■ Exercise tasks:
• 1. Please reproduce the passage of the git bisect documentation between "This command uses" and "introduced the change.", inclusive.
• 2. Answer these questions from the git bisect documentation:
(a) In the example, which version of the project is known to have a working feature?
(b) Which two terms can replace "good" and "bad"?
(c) According to the sample output, how many revisions are left to test?
• 3. List every command entered after a $ prompt in the example session of the git bisect documentation, leaving out the trailing comments.

■ Supplied text:
|---|

The command takes various subcommands, and different options depending on the subcommand:

git bisect start [--term-{old,good}=<term> --term-{new,bad}=<term>]
[--no-checkout] [<bad> [<good>...]] [--] [<paths>...]
git bisect (bad|new) [<rev>]
git bisect (good|old) [<rev>...]
git bisect terms [--term-good | --term-bad]
git bisect skip [(<rev>|<range>)...]
git bisect reset [<commit>]
git bisect visualize
git bisect replay <logfile>
git bisect log
git bisect run <cmd>...
git bisect help

This command uses a binary search algorithm to find which commit in your project’s history
introduced a bug. You use it by first telling it a "bad" commit that is known to contain
the bug, and a "good" commit that is known to be before the bug was introduced. Then git
bisect picks a commit between those two endpoints and asks you whether the selected commit
is "good" or "bad". It continues narrowing down the range until it finds the exact commit
that introduced the change.

In fact, git bisect can be used to find the commit that changed any property of your
project; e.g., the commit that fixed a bug, or the commit that caused a benchmark’s
performance to improve. To support this more general usage, the terms "old" and "new" can
be used in place of "good" and "bad", or you can choose your own terms. See section
"Alternate terms" below for more information.

Basic bisect commands: start, bad, good
As an example, suppose you are trying to find the commit that broke a feature that was
known to work in version v2.6.13-rc2 of your project. You start a bisect session as

$ git bisect start
$ git bisect bad # Current version is bad
$ git bisect good v2.6.13-rc2 # v2.6.13-rc2 is known to be good

Once you have specified at least one bad and one good commit, git bisect selects a commit
in the middle of that range of history, checks it out, and outputs something similar to
the following:

Bisecting: 675 revisions left to test after this (roughly 10 steps)

|---|

■ Recorded data:
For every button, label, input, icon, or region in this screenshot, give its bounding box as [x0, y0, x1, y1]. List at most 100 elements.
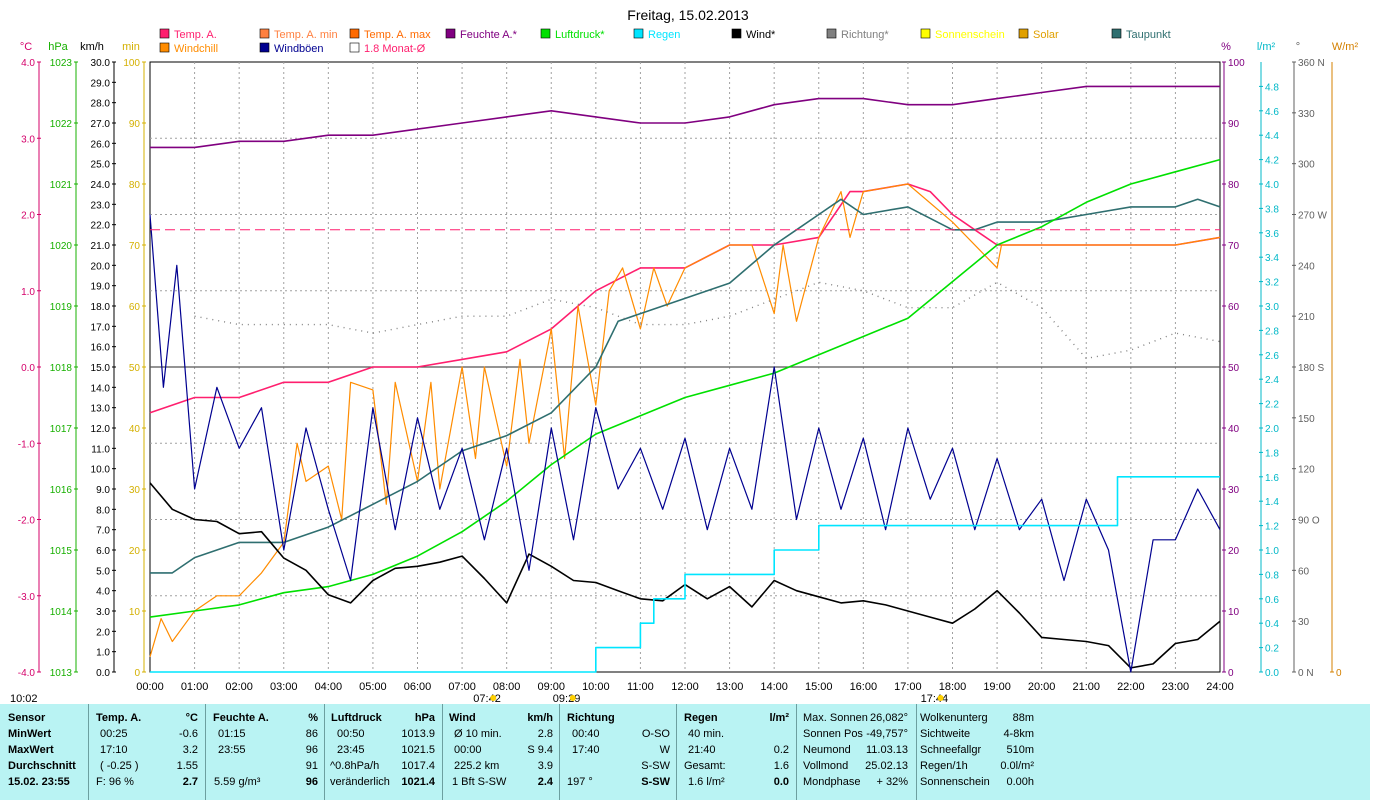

|---|

■ Answer list:
• 1.
This command uses a binary search algorithm to find which commit in your project’s history
introduced a bug. You use it by first telling it a "bad" commit that is known to contain
the bug, and a "good" commit that is known to be before the bug was introduced. Then git
bisect picks a commit between those two endpoints and asks you whether the selected commit
is "good" or "bad". It continues narrowing down the range until it finds the exact commit
that introduced the change.

• 2.
(a) v2.6.13-rc2
(b) "old" and "new"
(c) 675 (roughly 10 steps)

• 3.
git bisect start
git bisect bad
git bisect good v2.6.13-rc2